## Start

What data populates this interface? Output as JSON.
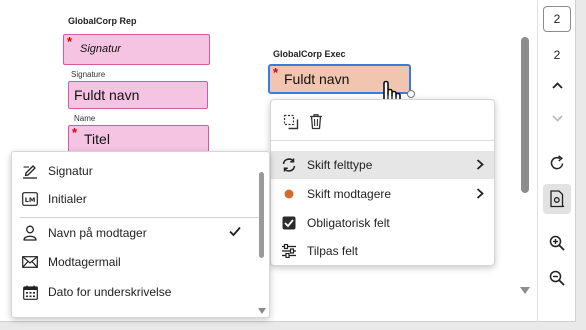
{
  "canvas": {
    "rep_section_title": "GlobalCorp Rep",
    "exec_section_title": "GlobalCorp Exec",
    "rep_fields": [
      {
        "label": "",
        "value": "Signatur",
        "required": true
      },
      {
        "label": "Signature",
        "value": "Fuldt navn",
        "required": false
      },
      {
        "label": "Name",
        "value": "Titel",
        "required": true
      }
    ],
    "exec_field": {
      "value": "Fuldt navn",
      "required": true
    }
  },
  "field_types_menu": {
    "items": [
      {
        "label": "Signatur",
        "icon": "pen-sign-icon",
        "checked": false
      },
      {
        "label": "Initialer",
        "icon": "initials-icon",
        "checked": false
      },
      {
        "label": "Navn på modtager",
        "icon": "person-icon",
        "checked": true
      },
      {
        "label": "Modtagermail",
        "icon": "mail-icon",
        "checked": false
      },
      {
        "label": "Dato for underskrivelse",
        "icon": "calendar-icon",
        "checked": false
      }
    ]
  },
  "context_menu": {
    "items": [
      {
        "label": "Skift felttype",
        "icon": "swap-icon",
        "submenu": true,
        "highlighted": true
      },
      {
        "label": "Skift modtagere",
        "icon": "recipient-dot-icon",
        "submenu": true,
        "highlighted": false
      },
      {
        "label": "Obligatorisk felt",
        "icon": "checkbox-checked-icon",
        "submenu": false,
        "highlighted": false
      },
      {
        "label": "Tilpas felt",
        "icon": "sliders-icon",
        "submenu": false,
        "highlighted": false
      }
    ]
  },
  "right_rail": {
    "current_page": "2",
    "total_pages": "2"
  },
  "colors": {
    "field_fill": "#f5c4e3",
    "field_border": "#d45aa6",
    "exec_fill": "#f2c5b0",
    "selection_blue": "#3a7be0",
    "recipient_dot": "#d46a2c",
    "highlight": "#e6e6e6",
    "required_star": "#d7000f"
  }
}
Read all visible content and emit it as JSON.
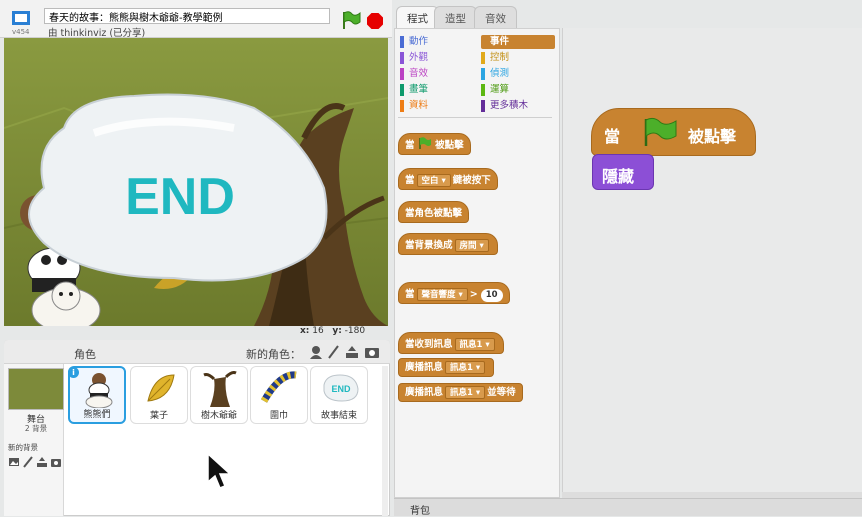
{
  "header": {
    "version": "v454",
    "project_title": "春天的故事：熊熊與樹木爺爺-教學範例",
    "author": "由 thinkinviz (已分享)"
  },
  "stage": {
    "end_text": "END",
    "coords": {
      "x_label": "x:",
      "x_value": "16",
      "y_label": "y:",
      "y_value": "-180"
    }
  },
  "sprite_pane": {
    "sprites_label": "角色",
    "new_sprite_label": "新的角色：",
    "stage_label": "舞台",
    "backdrop_count": "2 背景",
    "new_backdrop_label": "新的背景",
    "sprites": [
      {
        "name": "熊熊們",
        "selected": true
      },
      {
        "name": "葉子",
        "selected": false
      },
      {
        "name": "樹木爺爺",
        "selected": false
      },
      {
        "name": "圍巾",
        "selected": false
      },
      {
        "name": "故事結束",
        "selected": false
      }
    ]
  },
  "tabs": [
    "程式",
    "造型",
    "音效"
  ],
  "categories": {
    "left": [
      {
        "label": "動作",
        "color": "#4a6cd4"
      },
      {
        "label": "外觀",
        "color": "#8a55d7"
      },
      {
        "label": "音效",
        "color": "#bb42c3"
      },
      {
        "label": "畫筆",
        "color": "#0e9a6c"
      },
      {
        "label": "資料",
        "color": "#ee7d16"
      }
    ],
    "right": [
      {
        "label": "事件",
        "color": "#c88330",
        "selected": true
      },
      {
        "label": "控制",
        "color": "#e1a91a"
      },
      {
        "label": "偵測",
        "color": "#2ca5e2"
      },
      {
        "label": "運算",
        "color": "#5cb712"
      },
      {
        "label": "更多積木",
        "color": "#632d99"
      }
    ]
  },
  "blocks": {
    "when_flag_pre": "當",
    "when_flag_post": "被點擊",
    "when_key_pre": "當",
    "when_key_dd": "空白",
    "when_key_post": "鍵被按下",
    "when_sprite_clicked": "當角色被點擊",
    "when_backdrop_pre": "當背景換成",
    "when_backdrop_dd": "房間",
    "when_sensor_pre": "當",
    "when_sensor_dd": "聲音響度",
    "when_sensor_op": ">",
    "when_sensor_value": "10",
    "when_receive_pre": "當收到訊息",
    "when_receive_dd": "訊息1",
    "broadcast_pre": "廣播訊息",
    "broadcast_dd": "訊息1",
    "broadcast_wait_pre": "廣播訊息",
    "broadcast_wait_dd": "訊息1",
    "broadcast_wait_post": "並等待"
  },
  "script": {
    "hat_pre": "當",
    "hat_post": "被點擊",
    "hide": "隱藏"
  },
  "backpack": {
    "label": "背包"
  },
  "colors": {
    "events": "#c88330",
    "looks": "#8c4fd6",
    "selected_blue": "#2a9ee0"
  }
}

## End

Written task — From the entries above, pull out each line that includes "Skift".

Exercise answer —
        "label": "Skift felttype",
        "label": "Skift modtagere",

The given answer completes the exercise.